[Items from a figure collection]
+++

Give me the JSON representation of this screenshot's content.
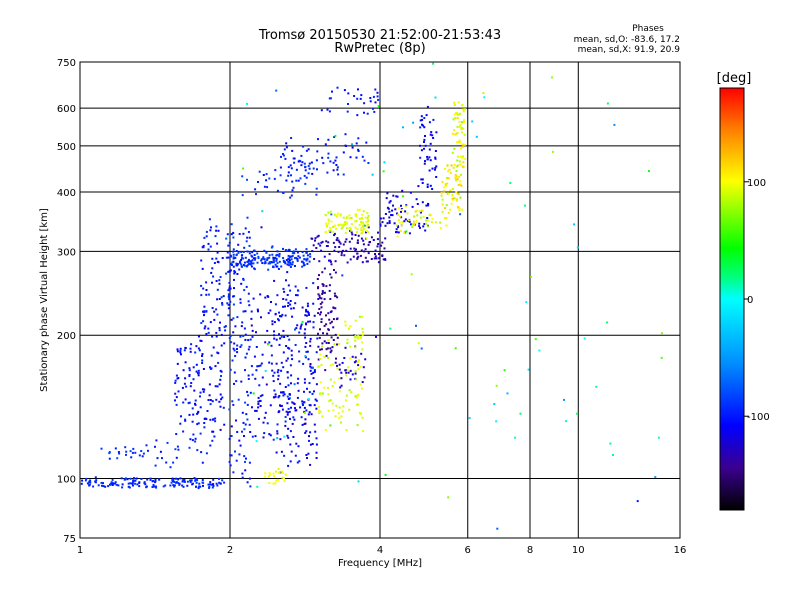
{
  "chart_data": {
    "type": "scatter",
    "title": "Tromsø 20150530 21:52:00-21:53:43",
    "subtitle": "RwPretec (8p)",
    "xlabel": "Frequency [MHz]",
    "ylabel": "Stationary phase Virtual Height [km]",
    "xscale": "log",
    "yscale": "log",
    "xlim": [
      1,
      16
    ],
    "ylim": [
      75,
      750
    ],
    "x_ticks": [
      1,
      2,
      4,
      6,
      8,
      10,
      16
    ],
    "x_tick_labels": [
      "1",
      "2",
      "4",
      "6",
      "8",
      "10",
      "16"
    ],
    "x_gridlines": [
      2,
      4,
      6,
      8,
      10
    ],
    "y_ticks": [
      75,
      100,
      200,
      300,
      400,
      500,
      600,
      750
    ],
    "y_tick_labels": [
      "75",
      "100",
      "200",
      "300",
      "400",
      "500",
      "600",
      "750"
    ],
    "y_gridlines": [
      100,
      200,
      300,
      400,
      500,
      600
    ],
    "grid": true,
    "phase_box": {
      "title": "Phases",
      "line_o": "mean, sd,O: -83.6, 17.2",
      "line_x": "mean, sd,X:  91.9, 20.9"
    },
    "colorbar": {
      "label": "[deg]",
      "range": [
        -180,
        180
      ],
      "ticks": [
        100,
        0,
        -100
      ],
      "tick_labels": [
        "100",
        "0",
        "-100"
      ]
    },
    "traces": [
      {
        "x0": 1.0,
        "x1": 1.95,
        "h0": 96,
        "h1": 100,
        "n": 150,
        "jitter": 0.008,
        "phase": -95,
        "psd": 8
      },
      {
        "x0": 1.1,
        "x1": 1.4,
        "h0": 110,
        "h1": 117,
        "n": 22,
        "jitter": 0.02,
        "phase": -90,
        "psd": 10
      },
      {
        "x0": 1.4,
        "x1": 1.85,
        "h0": 108,
        "h1": 125,
        "n": 30,
        "jitter": 0.04,
        "phase": -95,
        "psd": 10
      },
      {
        "x0": 1.55,
        "x1": 1.95,
        "h0": 130,
        "h1": 200,
        "n": 130,
        "jitter": 0.06,
        "phase": -105,
        "psd": 15
      },
      {
        "x0": 1.75,
        "x1": 2.05,
        "h0": 200,
        "h1": 340,
        "n": 110,
        "jitter": 0.05,
        "phase": -100,
        "psd": 15
      },
      {
        "x0": 1.98,
        "x1": 2.2,
        "h0": 100,
        "h1": 340,
        "n": 120,
        "jitter": 0.06,
        "phase": -100,
        "psd": 18
      },
      {
        "x0": 2.0,
        "x1": 2.9,
        "h0": 280,
        "h1": 300,
        "n": 180,
        "jitter": 0.025,
        "phase": -90,
        "psd": 12
      },
      {
        "x0": 2.2,
        "x1": 2.9,
        "h0": 110,
        "h1": 250,
        "n": 200,
        "jitter": 0.07,
        "phase": -110,
        "psd": 18
      },
      {
        "x0": 2.45,
        "x1": 2.65,
        "h0": 135,
        "h1": 300,
        "n": 70,
        "jitter": 0.06,
        "phase": -105,
        "psd": 15
      },
      {
        "x0": 2.8,
        "x1": 3.0,
        "h0": 110,
        "h1": 250,
        "n": 60,
        "jitter": 0.06,
        "phase": -110,
        "psd": 15
      },
      {
        "x0": 2.9,
        "x1": 4.1,
        "h0": 285,
        "h1": 330,
        "n": 110,
        "jitter": 0.02,
        "phase": -130,
        "psd": 12
      },
      {
        "x0": 3.0,
        "x1": 3.3,
        "h0": 175,
        "h1": 280,
        "n": 90,
        "jitter": 0.06,
        "phase": -140,
        "psd": 12
      },
      {
        "x0": 3.3,
        "x1": 3.75,
        "h0": 160,
        "h1": 190,
        "n": 30,
        "jitter": 0.04,
        "phase": -120,
        "psd": 12
      },
      {
        "x0": 3.0,
        "x1": 3.7,
        "h0": 130,
        "h1": 190,
        "n": 80,
        "jitter": 0.06,
        "phase": 95,
        "psd": 15
      },
      {
        "x0": 3.1,
        "x1": 3.8,
        "h0": 330,
        "h1": 360,
        "n": 100,
        "jitter": 0.025,
        "phase": 95,
        "psd": 12
      },
      {
        "x0": 3.4,
        "x1": 3.7,
        "h0": 190,
        "h1": 220,
        "n": 25,
        "jitter": 0.04,
        "phase": 90,
        "psd": 12
      },
      {
        "x0": 2.35,
        "x1": 2.6,
        "h0": 98,
        "h1": 104,
        "n": 22,
        "jitter": 0.01,
        "phase": 100,
        "psd": 10
      },
      {
        "x0": 2.5,
        "x1": 3.8,
        "h0": 440,
        "h1": 520,
        "n": 70,
        "jitter": 0.03,
        "phase": -100,
        "psd": 12
      },
      {
        "x0": 2.1,
        "x1": 3.0,
        "h0": 390,
        "h1": 450,
        "n": 40,
        "jitter": 0.03,
        "phase": -95,
        "psd": 12
      },
      {
        "x0": 3.0,
        "x1": 4.0,
        "h0": 580,
        "h1": 660,
        "n": 30,
        "jitter": 0.02,
        "phase": -100,
        "psd": 10
      },
      {
        "x0": 4.0,
        "x1": 5.0,
        "h0": 330,
        "h1": 400,
        "n": 70,
        "jitter": 0.03,
        "phase": -115,
        "psd": 12
      },
      {
        "x0": 4.8,
        "x1": 5.2,
        "h0": 400,
        "h1": 600,
        "n": 50,
        "jitter": 0.04,
        "phase": -110,
        "psd": 12
      },
      {
        "x0": 4.3,
        "x1": 5.5,
        "h0": 330,
        "h1": 370,
        "n": 50,
        "jitter": 0.03,
        "phase": 100,
        "psd": 20
      },
      {
        "x0": 5.3,
        "x1": 5.9,
        "h0": 370,
        "h1": 460,
        "n": 60,
        "jitter": 0.03,
        "phase": 100,
        "psd": 25
      },
      {
        "x0": 5.6,
        "x1": 5.95,
        "h0": 450,
        "h1": 620,
        "n": 60,
        "jitter": 0.02,
        "phase": 95,
        "psd": 18
      },
      {
        "x0": 2.0,
        "x1": 15.0,
        "h0": 80,
        "h1": 700,
        "n": 90,
        "jitter": 0.3,
        "phase": 0,
        "psd": 100
      }
    ]
  }
}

+++

**GIVEN INSTRUCTION:** Reproduce the full listing above verbatim, with no pictures included.

**ANSWER TO THIS TASK:**
Give me the JSON representation of this screenshot's content.
{
  "chart_data": {
    "type": "scatter",
    "title": "Tromsø 20150530 21:52:00-21:53:43",
    "subtitle": "RwPretec (8p)",
    "xlabel": "Frequency [MHz]",
    "ylabel": "Stationary phase Virtual Height [km]",
    "xscale": "log",
    "yscale": "log",
    "xlim": [
      1,
      16
    ],
    "ylim": [
      75,
      750
    ],
    "x_ticks": [
      1,
      2,
      4,
      6,
      8,
      10,
      16
    ],
    "x_tick_labels": [
      "1",
      "2",
      "4",
      "6",
      "8",
      "10",
      "16"
    ],
    "x_gridlines": [
      2,
      4,
      6,
      8,
      10
    ],
    "y_ticks": [
      75,
      100,
      200,
      300,
      400,
      500,
      600,
      750
    ],
    "y_tick_labels": [
      "75",
      "100",
      "200",
      "300",
      "400",
      "500",
      "600",
      "750"
    ],
    "y_gridlines": [
      100,
      200,
      300,
      400,
      500,
      600
    ],
    "grid": true,
    "phase_box": {
      "title": "Phases",
      "line_o": "mean, sd,O: -83.6, 17.2",
      "line_x": "mean, sd,X:  91.9, 20.9"
    },
    "colorbar": {
      "label": "[deg]",
      "range": [
        -180,
        180
      ],
      "ticks": [
        100,
        0,
        -100
      ],
      "tick_labels": [
        "100",
        "0",
        "-100"
      ]
    },
    "traces": [
      {
        "x0": 1.0,
        "x1": 1.95,
        "h0": 96,
        "h1": 100,
        "n": 150,
        "jitter": 0.008,
        "phase": -95,
        "psd": 8
      },
      {
        "x0": 1.1,
        "x1": 1.4,
        "h0": 110,
        "h1": 117,
        "n": 22,
        "jitter": 0.02,
        "phase": -90,
        "psd": 10
      },
      {
        "x0": 1.4,
        "x1": 1.85,
        "h0": 108,
        "h1": 125,
        "n": 30,
        "jitter": 0.04,
        "phase": -95,
        "psd": 10
      },
      {
        "x0": 1.55,
        "x1": 1.95,
        "h0": 130,
        "h1": 200,
        "n": 130,
        "jitter": 0.06,
        "phase": -105,
        "psd": 15
      },
      {
        "x0": 1.75,
        "x1": 2.05,
        "h0": 200,
        "h1": 340,
        "n": 110,
        "jitter": 0.05,
        "phase": -100,
        "psd": 15
      },
      {
        "x0": 1.98,
        "x1": 2.2,
        "h0": 100,
        "h1": 340,
        "n": 120,
        "jitter": 0.06,
        "phase": -100,
        "psd": 18
      },
      {
        "x0": 2.0,
        "x1": 2.9,
        "h0": 280,
        "h1": 300,
        "n": 180,
        "jitter": 0.025,
        "phase": -90,
        "psd": 12
      },
      {
        "x0": 2.2,
        "x1": 2.9,
        "h0": 110,
        "h1": 250,
        "n": 200,
        "jitter": 0.07,
        "phase": -110,
        "psd": 18
      },
      {
        "x0": 2.45,
        "x1": 2.65,
        "h0": 135,
        "h1": 300,
        "n": 70,
        "jitter": 0.06,
        "phase": -105,
        "psd": 15
      },
      {
        "x0": 2.8,
        "x1": 3.0,
        "h0": 110,
        "h1": 250,
        "n": 60,
        "jitter": 0.06,
        "phase": -110,
        "psd": 15
      },
      {
        "x0": 2.9,
        "x1": 4.1,
        "h0": 285,
        "h1": 330,
        "n": 110,
        "jitter": 0.02,
        "phase": -130,
        "psd": 12
      },
      {
        "x0": 3.0,
        "x1": 3.3,
        "h0": 175,
        "h1": 280,
        "n": 90,
        "jitter": 0.06,
        "phase": -140,
        "psd": 12
      },
      {
        "x0": 3.3,
        "x1": 3.75,
        "h0": 160,
        "h1": 190,
        "n": 30,
        "jitter": 0.04,
        "phase": -120,
        "psd": 12
      },
      {
        "x0": 3.0,
        "x1": 3.7,
        "h0": 130,
        "h1": 190,
        "n": 80,
        "jitter": 0.06,
        "phase": 95,
        "psd": 15
      },
      {
        "x0": 3.1,
        "x1": 3.8,
        "h0": 330,
        "h1": 360,
        "n": 100,
        "jitter": 0.025,
        "phase": 95,
        "psd": 12
      },
      {
        "x0": 3.4,
        "x1": 3.7,
        "h0": 190,
        "h1": 220,
        "n": 25,
        "jitter": 0.04,
        "phase": 90,
        "psd": 12
      },
      {
        "x0": 2.35,
        "x1": 2.6,
        "h0": 98,
        "h1": 104,
        "n": 22,
        "jitter": 0.01,
        "phase": 100,
        "psd": 10
      },
      {
        "x0": 2.5,
        "x1": 3.8,
        "h0": 440,
        "h1": 520,
        "n": 70,
        "jitter": 0.03,
        "phase": -100,
        "psd": 12
      },
      {
        "x0": 2.1,
        "x1": 3.0,
        "h0": 390,
        "h1": 450,
        "n": 40,
        "jitter": 0.03,
        "phase": -95,
        "psd": 12
      },
      {
        "x0": 3.0,
        "x1": 4.0,
        "h0": 580,
        "h1": 660,
        "n": 30,
        "jitter": 0.02,
        "phase": -100,
        "psd": 10
      },
      {
        "x0": 4.0,
        "x1": 5.0,
        "h0": 330,
        "h1": 400,
        "n": 70,
        "jitter": 0.03,
        "phase": -115,
        "psd": 12
      },
      {
        "x0": 4.8,
        "x1": 5.2,
        "h0": 400,
        "h1": 600,
        "n": 50,
        "jitter": 0.04,
        "phase": -110,
        "psd": 12
      },
      {
        "x0": 4.3,
        "x1": 5.5,
        "h0": 330,
        "h1": 370,
        "n": 50,
        "jitter": 0.03,
        "phase": 100,
        "psd": 20
      },
      {
        "x0": 5.3,
        "x1": 5.9,
        "h0": 370,
        "h1": 460,
        "n": 60,
        "jitter": 0.03,
        "phase": 100,
        "psd": 25
      },
      {
        "x0": 5.6,
        "x1": 5.95,
        "h0": 450,
        "h1": 620,
        "n": 60,
        "jitter": 0.02,
        "phase": 95,
        "psd": 18
      },
      {
        "x0": 2.0,
        "x1": 15.0,
        "h0": 80,
        "h1": 700,
        "n": 90,
        "jitter": 0.3,
        "phase": 0,
        "psd": 100
      }
    ]
  }
}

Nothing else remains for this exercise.